Challenge -
From the entries below, say how many lines carry the word "Gott", and give nothing but the number.

Dataset records -
/---
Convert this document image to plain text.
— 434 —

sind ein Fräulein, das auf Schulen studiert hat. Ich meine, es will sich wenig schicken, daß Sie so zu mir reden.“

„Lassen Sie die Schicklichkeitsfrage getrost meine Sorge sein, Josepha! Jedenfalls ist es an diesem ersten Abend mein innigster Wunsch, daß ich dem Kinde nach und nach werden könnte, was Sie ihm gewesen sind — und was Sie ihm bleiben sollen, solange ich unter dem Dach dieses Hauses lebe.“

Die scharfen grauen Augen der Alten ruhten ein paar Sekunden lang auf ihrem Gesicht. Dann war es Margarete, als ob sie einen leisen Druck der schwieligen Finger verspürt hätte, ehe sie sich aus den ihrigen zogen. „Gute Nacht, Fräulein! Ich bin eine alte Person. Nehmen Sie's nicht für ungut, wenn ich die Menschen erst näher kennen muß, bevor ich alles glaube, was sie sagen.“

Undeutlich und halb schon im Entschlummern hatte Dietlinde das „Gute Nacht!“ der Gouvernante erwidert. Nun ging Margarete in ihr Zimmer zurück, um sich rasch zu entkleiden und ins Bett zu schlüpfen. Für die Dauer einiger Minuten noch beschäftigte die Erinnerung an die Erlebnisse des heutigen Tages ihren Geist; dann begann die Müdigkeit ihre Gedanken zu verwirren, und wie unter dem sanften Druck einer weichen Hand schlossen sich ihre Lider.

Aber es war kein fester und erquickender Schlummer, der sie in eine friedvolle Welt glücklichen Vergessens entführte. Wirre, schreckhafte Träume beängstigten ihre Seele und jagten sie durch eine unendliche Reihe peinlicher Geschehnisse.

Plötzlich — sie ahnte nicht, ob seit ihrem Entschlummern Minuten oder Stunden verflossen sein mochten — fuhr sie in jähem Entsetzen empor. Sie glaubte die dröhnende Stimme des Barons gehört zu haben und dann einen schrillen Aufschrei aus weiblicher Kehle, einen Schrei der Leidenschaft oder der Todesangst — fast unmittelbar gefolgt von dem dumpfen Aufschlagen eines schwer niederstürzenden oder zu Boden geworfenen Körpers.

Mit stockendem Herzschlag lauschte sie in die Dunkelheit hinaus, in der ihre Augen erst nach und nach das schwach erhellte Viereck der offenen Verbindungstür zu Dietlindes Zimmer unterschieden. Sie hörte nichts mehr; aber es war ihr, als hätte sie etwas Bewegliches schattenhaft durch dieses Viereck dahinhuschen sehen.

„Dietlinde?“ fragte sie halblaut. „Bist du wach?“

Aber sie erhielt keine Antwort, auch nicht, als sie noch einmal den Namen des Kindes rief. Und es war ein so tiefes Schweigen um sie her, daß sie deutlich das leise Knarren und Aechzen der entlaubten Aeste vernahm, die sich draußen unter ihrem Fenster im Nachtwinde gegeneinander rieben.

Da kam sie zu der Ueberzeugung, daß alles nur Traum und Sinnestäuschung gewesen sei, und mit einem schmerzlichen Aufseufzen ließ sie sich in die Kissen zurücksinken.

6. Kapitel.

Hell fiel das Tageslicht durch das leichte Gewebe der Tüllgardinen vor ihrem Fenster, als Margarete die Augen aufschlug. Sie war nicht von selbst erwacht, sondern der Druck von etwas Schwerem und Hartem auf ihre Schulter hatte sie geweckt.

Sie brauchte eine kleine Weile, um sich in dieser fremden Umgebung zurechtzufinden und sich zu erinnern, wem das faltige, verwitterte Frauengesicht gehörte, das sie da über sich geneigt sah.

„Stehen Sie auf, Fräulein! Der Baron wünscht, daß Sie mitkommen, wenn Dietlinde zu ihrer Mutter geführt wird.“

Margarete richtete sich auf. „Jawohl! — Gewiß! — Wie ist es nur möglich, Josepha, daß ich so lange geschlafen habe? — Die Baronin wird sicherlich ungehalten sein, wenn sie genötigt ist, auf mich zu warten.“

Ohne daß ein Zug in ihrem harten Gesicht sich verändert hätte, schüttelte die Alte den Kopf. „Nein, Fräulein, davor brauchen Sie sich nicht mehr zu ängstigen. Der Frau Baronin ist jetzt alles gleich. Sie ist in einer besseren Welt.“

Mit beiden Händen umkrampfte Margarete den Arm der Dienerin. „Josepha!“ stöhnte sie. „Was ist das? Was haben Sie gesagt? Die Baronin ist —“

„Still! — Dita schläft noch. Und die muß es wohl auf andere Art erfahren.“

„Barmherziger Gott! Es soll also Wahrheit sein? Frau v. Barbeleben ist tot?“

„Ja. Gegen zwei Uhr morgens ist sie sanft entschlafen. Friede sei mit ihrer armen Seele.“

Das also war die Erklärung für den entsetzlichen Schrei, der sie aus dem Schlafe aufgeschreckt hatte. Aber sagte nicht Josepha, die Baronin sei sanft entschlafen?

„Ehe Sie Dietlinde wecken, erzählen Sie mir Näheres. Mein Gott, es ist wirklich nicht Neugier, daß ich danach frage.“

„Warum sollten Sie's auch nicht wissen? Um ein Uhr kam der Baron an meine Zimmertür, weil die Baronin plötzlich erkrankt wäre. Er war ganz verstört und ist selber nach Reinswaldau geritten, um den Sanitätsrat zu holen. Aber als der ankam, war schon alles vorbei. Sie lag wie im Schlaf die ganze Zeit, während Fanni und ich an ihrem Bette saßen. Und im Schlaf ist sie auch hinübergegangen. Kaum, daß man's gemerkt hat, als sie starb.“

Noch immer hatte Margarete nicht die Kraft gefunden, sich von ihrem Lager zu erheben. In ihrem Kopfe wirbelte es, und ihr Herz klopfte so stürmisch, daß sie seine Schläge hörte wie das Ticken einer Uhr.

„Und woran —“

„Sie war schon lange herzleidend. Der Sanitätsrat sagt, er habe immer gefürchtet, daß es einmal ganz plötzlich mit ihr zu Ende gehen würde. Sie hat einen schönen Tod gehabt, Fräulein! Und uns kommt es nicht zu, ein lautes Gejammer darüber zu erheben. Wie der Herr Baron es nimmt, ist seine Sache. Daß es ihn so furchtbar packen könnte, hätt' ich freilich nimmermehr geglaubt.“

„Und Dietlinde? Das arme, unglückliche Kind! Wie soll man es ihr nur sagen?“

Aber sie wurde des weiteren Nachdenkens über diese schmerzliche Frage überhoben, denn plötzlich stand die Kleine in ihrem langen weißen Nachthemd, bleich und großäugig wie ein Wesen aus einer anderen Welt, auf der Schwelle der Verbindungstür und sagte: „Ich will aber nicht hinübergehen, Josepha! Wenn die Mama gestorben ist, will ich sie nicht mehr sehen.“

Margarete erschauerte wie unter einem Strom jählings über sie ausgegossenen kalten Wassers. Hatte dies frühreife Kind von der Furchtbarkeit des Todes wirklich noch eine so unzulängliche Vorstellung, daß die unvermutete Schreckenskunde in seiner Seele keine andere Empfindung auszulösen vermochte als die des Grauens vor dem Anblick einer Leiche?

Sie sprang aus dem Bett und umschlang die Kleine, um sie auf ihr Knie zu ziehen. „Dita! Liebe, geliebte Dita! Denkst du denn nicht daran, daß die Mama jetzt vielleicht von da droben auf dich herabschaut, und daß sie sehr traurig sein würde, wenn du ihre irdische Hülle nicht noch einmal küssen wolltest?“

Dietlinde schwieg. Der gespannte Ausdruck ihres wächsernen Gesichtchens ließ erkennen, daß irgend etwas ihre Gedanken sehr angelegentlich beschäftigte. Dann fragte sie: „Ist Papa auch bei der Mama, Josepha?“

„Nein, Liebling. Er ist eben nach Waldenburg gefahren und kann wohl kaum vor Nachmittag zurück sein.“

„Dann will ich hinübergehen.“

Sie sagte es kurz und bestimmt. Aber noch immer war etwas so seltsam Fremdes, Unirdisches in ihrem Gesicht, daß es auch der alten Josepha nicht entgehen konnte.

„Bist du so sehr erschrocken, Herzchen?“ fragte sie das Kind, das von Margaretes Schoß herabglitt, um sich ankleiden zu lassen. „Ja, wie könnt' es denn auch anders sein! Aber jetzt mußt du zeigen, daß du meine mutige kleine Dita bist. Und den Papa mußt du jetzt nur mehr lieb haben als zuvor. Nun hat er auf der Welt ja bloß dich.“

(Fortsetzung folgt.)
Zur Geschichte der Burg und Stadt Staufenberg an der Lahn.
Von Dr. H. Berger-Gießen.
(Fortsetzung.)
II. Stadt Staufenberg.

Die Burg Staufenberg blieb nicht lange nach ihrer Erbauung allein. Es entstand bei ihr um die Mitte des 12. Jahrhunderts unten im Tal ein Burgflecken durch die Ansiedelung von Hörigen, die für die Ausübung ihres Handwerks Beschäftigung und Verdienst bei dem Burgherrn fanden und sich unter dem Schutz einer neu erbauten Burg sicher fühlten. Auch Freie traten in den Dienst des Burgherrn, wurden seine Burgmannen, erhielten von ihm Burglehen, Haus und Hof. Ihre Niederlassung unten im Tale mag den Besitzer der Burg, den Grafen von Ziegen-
\---
Answer to this problem -
2